Stated goal a >> Decide whether each statement below agrees with the book review, answering yes or no and quoting the words of the review that settle it: (i) Beth's text says she will not return to her barmaid job; (ii) the local police take Nat's fears seriously; (iii) the reviewer finds the mystery captivating.

* START Selection *

THE DAY SHE DISAPPEARED

by Christobel Kent

Pub Date: March 6th, 2018
ISBN: 978-0-374-27955-4
Publisher: Sarah Crichton/Farrar, Straus and Giroux

A young woman seeks to identify a murderer when violence strikes her sleepy village.

When party girl Beth sends a text saying she’s met the love of her life up north, where she's taking care of her sick mother, and won’t be coming back to her barmaid job, pub owner Janine is exasperated but not terribly surprised. This sort of spur-of-the-moment decision seems in character. But Beth's best friend and fellow barmaid, Natalie, is skeptical, and soon she and Janine realize that something is wrong; Beth is missing. Then, Victor, an old man and regular at the pub, falls near his caravan, and a young man who was one of Beth’s many conquests is found drowned in the river, his hands tied with pieces of cloth that turn out to have Beth’s blood on them. There is a film crew on set nearby, flooding the pub with strangers, and a cameraman who is keeping a very close eye on Nat, plus Victor’s daughter arrives with her son, fleeing an abusive marriage. Nat sees threats everywhere, but the local police don’t really believe that there’s anything wrong. She must consider everything she knows about Beth as well as face some of her own secrets as she tries to discover the truth. As with many recent thrillers, there is an element of gaslighting in Kent’s novel; while Nat is convinced that Beth has met a bad end, many people think she's just being paranoid, and plenty of people express the rather common sentiment that Beth was at fault since she tended to sleep with men casually and indiscriminately. The novel does little to truly counter these stereotypes, however. Kent (The Loving Husband, 2016, etc.) seems to be the victim of her own formula, and neither the characters nor the mystery satisfy or captivate.

* END Selection *
* START Data to process *

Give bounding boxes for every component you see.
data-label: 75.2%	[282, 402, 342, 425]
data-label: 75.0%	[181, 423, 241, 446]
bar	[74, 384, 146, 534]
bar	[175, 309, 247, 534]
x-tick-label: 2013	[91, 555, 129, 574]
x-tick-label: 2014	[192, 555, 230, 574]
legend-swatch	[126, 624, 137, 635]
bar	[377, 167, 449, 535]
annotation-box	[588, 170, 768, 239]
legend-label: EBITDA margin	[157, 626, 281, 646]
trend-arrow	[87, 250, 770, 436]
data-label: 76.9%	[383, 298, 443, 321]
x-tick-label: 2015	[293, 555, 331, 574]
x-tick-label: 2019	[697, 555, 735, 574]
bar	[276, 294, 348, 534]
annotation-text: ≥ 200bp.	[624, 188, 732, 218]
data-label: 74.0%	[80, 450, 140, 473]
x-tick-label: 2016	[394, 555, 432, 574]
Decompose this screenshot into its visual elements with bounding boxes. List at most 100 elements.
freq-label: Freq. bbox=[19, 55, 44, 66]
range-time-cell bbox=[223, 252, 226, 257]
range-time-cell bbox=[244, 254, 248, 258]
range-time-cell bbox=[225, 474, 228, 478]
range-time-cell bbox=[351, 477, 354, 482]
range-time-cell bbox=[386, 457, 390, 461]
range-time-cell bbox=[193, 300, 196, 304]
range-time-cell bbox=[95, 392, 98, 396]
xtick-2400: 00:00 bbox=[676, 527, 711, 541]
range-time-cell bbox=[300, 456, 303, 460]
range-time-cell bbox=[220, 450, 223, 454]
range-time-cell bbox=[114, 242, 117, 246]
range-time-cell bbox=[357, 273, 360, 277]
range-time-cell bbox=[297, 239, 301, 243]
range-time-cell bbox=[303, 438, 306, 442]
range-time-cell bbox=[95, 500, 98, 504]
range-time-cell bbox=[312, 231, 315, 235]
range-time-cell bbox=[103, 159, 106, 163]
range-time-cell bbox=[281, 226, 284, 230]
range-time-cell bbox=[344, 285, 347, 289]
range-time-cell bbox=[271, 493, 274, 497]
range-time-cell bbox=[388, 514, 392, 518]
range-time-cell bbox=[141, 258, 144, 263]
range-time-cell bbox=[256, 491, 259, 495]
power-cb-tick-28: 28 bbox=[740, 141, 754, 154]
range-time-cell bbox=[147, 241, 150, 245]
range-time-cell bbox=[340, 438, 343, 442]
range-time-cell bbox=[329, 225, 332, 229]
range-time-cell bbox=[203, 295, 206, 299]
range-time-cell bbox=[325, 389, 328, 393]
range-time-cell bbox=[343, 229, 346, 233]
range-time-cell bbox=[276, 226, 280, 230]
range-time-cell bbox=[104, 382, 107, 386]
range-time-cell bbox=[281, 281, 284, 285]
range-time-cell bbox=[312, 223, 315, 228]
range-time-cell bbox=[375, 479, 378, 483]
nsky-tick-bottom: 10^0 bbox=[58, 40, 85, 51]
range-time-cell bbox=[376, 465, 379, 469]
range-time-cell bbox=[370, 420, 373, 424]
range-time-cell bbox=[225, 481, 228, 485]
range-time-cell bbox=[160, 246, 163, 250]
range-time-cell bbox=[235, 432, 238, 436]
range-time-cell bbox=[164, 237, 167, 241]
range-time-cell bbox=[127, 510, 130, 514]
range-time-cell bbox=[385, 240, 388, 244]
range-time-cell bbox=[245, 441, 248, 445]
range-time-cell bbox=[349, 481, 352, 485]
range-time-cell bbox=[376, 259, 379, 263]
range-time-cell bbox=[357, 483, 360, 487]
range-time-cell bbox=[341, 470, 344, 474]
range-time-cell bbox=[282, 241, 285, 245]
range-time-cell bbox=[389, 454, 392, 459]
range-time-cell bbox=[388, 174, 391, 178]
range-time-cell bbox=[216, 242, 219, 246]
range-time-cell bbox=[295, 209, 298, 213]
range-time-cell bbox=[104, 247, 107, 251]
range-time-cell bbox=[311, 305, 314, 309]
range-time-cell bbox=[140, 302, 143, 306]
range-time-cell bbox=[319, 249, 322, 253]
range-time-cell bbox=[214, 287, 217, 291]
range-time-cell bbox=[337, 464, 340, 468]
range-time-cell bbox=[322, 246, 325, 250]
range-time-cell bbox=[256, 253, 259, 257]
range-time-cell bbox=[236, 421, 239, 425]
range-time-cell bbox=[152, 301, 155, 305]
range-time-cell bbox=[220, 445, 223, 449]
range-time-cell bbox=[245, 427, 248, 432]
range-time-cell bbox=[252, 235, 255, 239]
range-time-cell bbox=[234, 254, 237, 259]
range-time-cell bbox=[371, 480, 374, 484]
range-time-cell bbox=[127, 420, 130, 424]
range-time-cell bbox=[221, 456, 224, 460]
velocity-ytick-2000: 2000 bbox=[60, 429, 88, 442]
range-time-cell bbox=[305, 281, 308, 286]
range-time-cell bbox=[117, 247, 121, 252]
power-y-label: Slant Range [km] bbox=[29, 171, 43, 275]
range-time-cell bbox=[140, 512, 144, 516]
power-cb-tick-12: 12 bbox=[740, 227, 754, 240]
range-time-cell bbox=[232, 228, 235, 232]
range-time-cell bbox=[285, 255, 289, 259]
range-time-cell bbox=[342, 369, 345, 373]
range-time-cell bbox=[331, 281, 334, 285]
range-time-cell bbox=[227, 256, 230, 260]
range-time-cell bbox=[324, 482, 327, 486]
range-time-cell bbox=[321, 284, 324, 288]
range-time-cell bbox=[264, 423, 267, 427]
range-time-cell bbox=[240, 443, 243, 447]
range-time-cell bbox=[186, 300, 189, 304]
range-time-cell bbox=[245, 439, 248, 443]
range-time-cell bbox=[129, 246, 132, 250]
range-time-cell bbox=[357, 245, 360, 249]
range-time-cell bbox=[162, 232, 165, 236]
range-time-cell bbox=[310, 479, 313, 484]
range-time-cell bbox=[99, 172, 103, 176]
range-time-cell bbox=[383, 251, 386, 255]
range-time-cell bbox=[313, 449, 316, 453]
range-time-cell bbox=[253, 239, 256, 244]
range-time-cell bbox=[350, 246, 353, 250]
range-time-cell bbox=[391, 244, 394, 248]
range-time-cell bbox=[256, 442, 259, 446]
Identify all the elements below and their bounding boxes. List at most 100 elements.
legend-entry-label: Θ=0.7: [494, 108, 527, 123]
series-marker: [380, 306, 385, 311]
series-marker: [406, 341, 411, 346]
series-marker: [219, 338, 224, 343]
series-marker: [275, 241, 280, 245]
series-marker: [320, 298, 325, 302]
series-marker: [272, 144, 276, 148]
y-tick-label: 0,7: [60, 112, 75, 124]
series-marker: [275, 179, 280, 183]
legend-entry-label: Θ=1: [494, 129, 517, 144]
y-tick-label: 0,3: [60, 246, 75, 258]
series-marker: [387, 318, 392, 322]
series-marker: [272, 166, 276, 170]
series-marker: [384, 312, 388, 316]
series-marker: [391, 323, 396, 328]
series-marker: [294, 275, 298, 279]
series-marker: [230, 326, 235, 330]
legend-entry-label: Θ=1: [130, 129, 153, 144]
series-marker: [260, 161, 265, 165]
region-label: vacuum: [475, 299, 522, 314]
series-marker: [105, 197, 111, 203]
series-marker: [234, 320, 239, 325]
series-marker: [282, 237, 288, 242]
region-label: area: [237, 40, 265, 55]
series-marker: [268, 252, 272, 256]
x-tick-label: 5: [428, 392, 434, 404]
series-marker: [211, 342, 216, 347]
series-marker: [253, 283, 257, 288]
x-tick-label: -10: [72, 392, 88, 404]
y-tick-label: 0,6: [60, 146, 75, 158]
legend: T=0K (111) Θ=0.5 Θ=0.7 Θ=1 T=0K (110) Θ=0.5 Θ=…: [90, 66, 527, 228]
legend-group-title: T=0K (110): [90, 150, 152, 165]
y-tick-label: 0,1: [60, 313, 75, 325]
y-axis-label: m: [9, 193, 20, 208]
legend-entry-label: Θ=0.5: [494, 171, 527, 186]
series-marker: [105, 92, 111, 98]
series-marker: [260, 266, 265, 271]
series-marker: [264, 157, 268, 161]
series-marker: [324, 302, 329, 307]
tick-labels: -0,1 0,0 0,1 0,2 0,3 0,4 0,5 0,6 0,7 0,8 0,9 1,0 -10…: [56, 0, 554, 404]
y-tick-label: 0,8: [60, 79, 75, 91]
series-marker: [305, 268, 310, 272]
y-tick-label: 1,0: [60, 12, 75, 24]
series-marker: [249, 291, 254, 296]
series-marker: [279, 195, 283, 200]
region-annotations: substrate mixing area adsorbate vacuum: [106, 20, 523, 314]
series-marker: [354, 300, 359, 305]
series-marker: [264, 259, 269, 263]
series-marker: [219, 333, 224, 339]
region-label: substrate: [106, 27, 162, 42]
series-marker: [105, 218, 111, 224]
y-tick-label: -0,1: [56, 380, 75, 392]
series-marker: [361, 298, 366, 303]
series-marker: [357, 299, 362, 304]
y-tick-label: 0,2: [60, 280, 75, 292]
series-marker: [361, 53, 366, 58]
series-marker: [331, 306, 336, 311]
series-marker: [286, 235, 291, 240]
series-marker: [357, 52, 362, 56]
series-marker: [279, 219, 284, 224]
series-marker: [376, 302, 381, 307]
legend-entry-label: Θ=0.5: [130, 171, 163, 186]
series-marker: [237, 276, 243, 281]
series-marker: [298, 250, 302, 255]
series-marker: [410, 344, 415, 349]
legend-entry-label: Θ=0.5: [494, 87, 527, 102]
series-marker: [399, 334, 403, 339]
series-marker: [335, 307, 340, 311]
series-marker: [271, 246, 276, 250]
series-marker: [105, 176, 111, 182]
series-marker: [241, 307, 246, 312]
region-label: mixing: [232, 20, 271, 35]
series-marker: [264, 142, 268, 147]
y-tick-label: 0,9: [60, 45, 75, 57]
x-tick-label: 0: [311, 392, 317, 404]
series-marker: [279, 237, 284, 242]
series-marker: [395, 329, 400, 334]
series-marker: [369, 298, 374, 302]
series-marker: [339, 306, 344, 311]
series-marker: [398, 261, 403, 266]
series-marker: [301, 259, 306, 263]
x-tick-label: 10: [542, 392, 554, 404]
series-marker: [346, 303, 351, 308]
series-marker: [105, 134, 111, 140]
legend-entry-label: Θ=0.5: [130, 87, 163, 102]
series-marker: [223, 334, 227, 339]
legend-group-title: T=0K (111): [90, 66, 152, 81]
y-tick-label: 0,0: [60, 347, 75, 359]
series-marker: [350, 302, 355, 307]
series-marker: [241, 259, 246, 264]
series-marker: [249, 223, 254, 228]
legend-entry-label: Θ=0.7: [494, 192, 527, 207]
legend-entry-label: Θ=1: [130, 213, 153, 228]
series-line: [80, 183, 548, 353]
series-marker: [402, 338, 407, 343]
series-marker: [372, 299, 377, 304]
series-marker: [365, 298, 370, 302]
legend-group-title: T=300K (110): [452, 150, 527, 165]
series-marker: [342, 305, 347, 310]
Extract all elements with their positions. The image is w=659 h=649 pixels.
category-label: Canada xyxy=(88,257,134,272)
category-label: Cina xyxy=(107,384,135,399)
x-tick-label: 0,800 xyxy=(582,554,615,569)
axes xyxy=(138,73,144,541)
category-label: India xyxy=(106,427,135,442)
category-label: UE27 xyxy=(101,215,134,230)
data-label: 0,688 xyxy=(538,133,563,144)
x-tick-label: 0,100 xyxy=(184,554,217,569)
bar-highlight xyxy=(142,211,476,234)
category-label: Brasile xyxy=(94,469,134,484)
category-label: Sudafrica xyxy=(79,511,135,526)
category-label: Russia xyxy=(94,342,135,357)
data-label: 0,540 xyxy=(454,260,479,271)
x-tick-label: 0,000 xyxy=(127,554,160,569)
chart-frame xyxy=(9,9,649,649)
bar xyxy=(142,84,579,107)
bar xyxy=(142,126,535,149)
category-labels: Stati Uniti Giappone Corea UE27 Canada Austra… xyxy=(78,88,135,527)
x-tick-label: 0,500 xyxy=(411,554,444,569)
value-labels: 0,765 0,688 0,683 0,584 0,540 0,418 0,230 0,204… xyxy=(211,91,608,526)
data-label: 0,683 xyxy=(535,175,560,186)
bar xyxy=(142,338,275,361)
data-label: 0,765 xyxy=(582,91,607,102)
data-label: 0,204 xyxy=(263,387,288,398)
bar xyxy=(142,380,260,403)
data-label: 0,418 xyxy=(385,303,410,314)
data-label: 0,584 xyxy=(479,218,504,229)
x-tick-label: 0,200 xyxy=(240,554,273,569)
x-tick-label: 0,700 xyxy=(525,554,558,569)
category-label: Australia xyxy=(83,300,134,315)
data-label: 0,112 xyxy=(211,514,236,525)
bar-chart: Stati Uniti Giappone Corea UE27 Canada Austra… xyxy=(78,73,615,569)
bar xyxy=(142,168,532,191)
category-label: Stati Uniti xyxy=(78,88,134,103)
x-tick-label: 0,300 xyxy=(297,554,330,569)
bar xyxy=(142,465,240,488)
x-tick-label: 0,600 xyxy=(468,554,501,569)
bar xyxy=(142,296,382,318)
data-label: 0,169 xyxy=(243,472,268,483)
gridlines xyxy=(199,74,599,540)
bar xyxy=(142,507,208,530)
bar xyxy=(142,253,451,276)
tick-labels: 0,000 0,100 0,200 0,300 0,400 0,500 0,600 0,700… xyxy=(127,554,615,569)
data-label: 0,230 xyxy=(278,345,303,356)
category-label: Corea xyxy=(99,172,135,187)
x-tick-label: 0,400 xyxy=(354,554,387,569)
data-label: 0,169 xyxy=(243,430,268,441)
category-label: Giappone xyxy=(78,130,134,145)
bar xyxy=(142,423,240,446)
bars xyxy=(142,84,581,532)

* END Data to process *

Stated goal b >> Reproduce the records from their first line through the line containing "170, 768, 239]", with both of those lines included.

Expected output a >>
(i) Yes: "won’t be coming back to her barmaid job"
(ii) No: "the local police don’t really believe that there’s anything wrong"
(iii) No: "neither the characters nor the mystery satisfy or captivate"

Expected output b >>
Give bounding boxes for every component you see.
data-label: 75.2%	[282, 402, 342, 425]
data-label: 75.0%	[181, 423, 241, 446]
bar	[74, 384, 146, 534]
bar	[175, 309, 247, 534]
x-tick-label: 2013	[91, 555, 129, 574]
x-tick-label: 2014	[192, 555, 230, 574]
legend-swatch	[126, 624, 137, 635]
bar	[377, 167, 449, 535]
annotation-box	[588, 170, 768, 239]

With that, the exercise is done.